[What the task requires] From the entries that follow, list every line in which the string "shear" appears.

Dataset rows

________________

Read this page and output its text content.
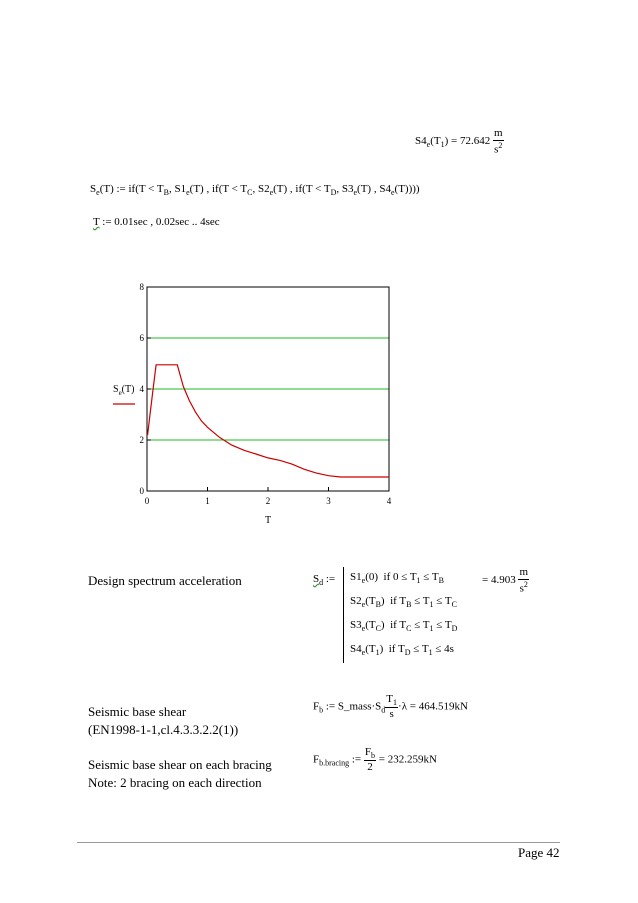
$S4_e(T_1) = 72.642 \frac{m}{s^2}$
$S_e(T)$ := $if(T < T_B$, $S1_e(T)$ , $if(T < T_C$, $S2_e(T)$ , $if(T < T_D$, $S3_e(T)$ , $S4_e(T)$)))
T := 0.01sec , 0.02sec .. 4sec
0
2
4
6
8
0	1	2	3	4
T
$S_e(T)$
Design spectrum acceleration	$S_d$ := $S1_e(0)$ if $0 \le T_1 \le T_B$
$S2_e(T_B)$ if $T_B \le T_1 \le T_C$
$S3_e(T_C)$ if $T_C \le T_1 \le T_D$
$S4_e(T_1)$ if $T_D \le T_1 \le 4s$
= $4.903 \frac{m}{s^2}$
Seismic base shear
(EN1998-1-1,cl.4.3.3.2.2(1))
$F_b$ := $S\_mass\cdot S_d \frac{T_1}{s} \cdot\lambda = 464.519kN$
Seismic base shear on each bracing
Note: 2 bracing on each direction
$F_{b.bracing}$ := $\frac{F_b}{2} = 232.259kN$
Page 42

________________

[Exercise result]
Seismic base shear
Seismic base shear on each bracing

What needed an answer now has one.